Information given start
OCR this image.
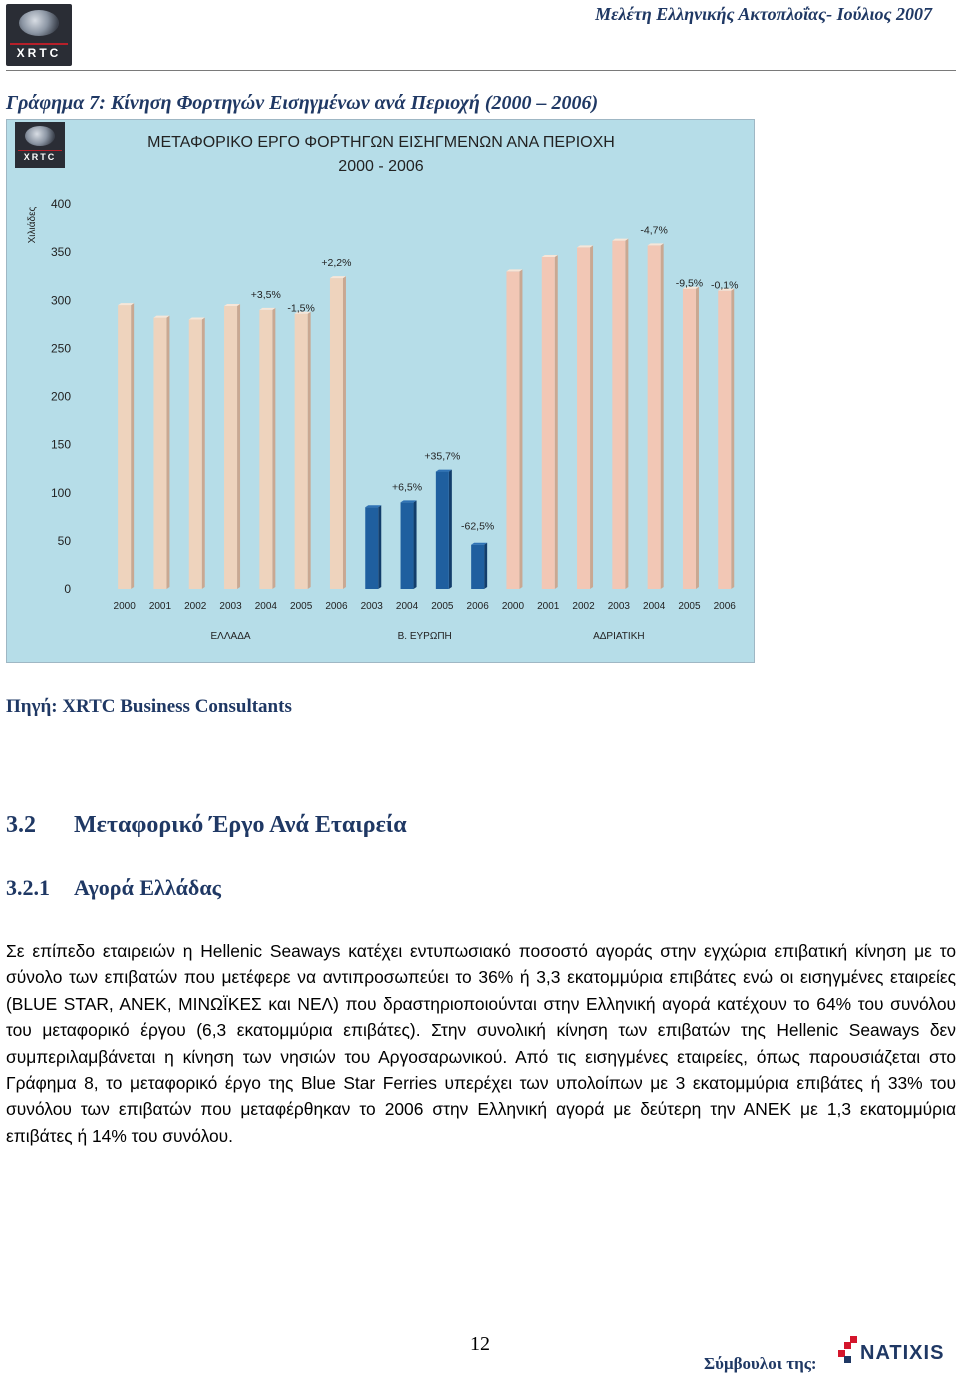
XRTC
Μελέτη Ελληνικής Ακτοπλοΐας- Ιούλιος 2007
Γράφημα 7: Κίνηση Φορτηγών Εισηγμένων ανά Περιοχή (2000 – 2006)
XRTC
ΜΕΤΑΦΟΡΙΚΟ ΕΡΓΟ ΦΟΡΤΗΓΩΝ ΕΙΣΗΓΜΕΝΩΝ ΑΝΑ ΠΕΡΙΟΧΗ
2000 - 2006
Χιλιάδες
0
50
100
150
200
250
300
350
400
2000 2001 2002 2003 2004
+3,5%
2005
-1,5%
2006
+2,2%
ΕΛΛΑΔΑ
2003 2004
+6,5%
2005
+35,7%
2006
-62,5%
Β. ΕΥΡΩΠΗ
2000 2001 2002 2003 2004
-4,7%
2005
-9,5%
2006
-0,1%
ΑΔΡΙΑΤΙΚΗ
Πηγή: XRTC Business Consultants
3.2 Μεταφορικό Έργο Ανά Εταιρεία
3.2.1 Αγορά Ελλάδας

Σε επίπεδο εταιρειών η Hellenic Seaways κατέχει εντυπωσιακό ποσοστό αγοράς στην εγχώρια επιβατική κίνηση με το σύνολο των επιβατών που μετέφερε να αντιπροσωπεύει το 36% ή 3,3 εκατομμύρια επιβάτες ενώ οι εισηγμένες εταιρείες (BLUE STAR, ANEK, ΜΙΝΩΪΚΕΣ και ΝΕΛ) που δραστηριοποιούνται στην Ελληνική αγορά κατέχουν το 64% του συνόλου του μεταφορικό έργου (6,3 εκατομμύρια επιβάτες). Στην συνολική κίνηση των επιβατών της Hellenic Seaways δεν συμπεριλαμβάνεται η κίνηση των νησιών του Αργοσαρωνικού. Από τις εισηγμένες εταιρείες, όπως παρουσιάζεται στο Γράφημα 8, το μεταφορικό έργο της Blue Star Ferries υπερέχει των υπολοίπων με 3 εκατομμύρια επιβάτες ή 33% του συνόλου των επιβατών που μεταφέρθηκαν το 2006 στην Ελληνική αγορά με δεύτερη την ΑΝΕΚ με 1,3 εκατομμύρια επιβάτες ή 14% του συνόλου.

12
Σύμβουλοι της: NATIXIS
Information given end
Leave out the pictures and transcribe the entries above exactly.

Written answer =
OCR this image.
XRTC
Μελέτη Ελληνικής Ακτοπλοΐας- Ιούλιος 2007
Γράφημα 7: Κίνηση Φορτηγών Εισηγμένων ανά Περιοχή (2000 – 2006)
XRTC
ΜΕΤΑΦΟΡΙΚΟ ΕΡΓΟ ΦΟΡΤΗΓΩΝ ΕΙΣΗΓΜΕΝΩΝ ΑΝΑ ΠΕΡΙΟΧΗ
2000 - 2006
Χιλιάδες
0
50
100
150
200
250
300
350
400
2000 2001 2002 2003 2004
+3,5%
2005
-1,5%
2006
+2,2%
ΕΛΛΑΔΑ
2003 2004
+6,5%
2005
+35,7%
2006
-62,5%
Β. ΕΥΡΩΠΗ
2000 2001 2002 2003 2004
-4,7%
2005
-9,5%
2006
-0,1%
ΑΔΡΙΑΤΙΚΗ
Πηγή: XRTC Business Consultants
3.2 Μεταφορικό Έργο Ανά Εταιρεία
3.2.1 Αγορά Ελλάδας

Σε επίπεδο εταιρειών η Hellenic Seaways κατέχει εντυπωσιακό ποσοστό αγοράς στην εγχώρια επιβατική κίνηση με το σύνολο των επιβατών που μετέφερε να αντιπροσωπεύει το 36% ή 3,3 εκατομμύρια επιβάτες ενώ οι εισηγμένες εταιρείες (BLUE STAR, ANEK, ΜΙΝΩΪΚΕΣ και ΝΕΛ) που δραστηριοποιούνται στην Ελληνική αγορά κατέχουν το 64% του συνόλου του μεταφορικό έργου (6,3 εκατομμύρια επιβάτες). Στην συνολική κίνηση των επιβατών της Hellenic Seaways δεν συμπεριλαμβάνεται η κίνηση των νησιών του Αργοσαρωνικού. Από τις εισηγμένες εταιρείες, όπως παρουσιάζεται στο Γράφημα 8, το μεταφορικό έργο της Blue Star Ferries υπερέχει των υπολοίπων με 3 εκατομμύρια επιβάτες ή 33% του συνόλου των επιβατών που μεταφέρθηκαν το 2006 στην Ελληνική αγορά με δεύτερη την ΑΝΕΚ με 1,3 εκατομμύρια επιβάτες ή 14% του συνόλου.

12
Σύμβουλοι της: NATIXIS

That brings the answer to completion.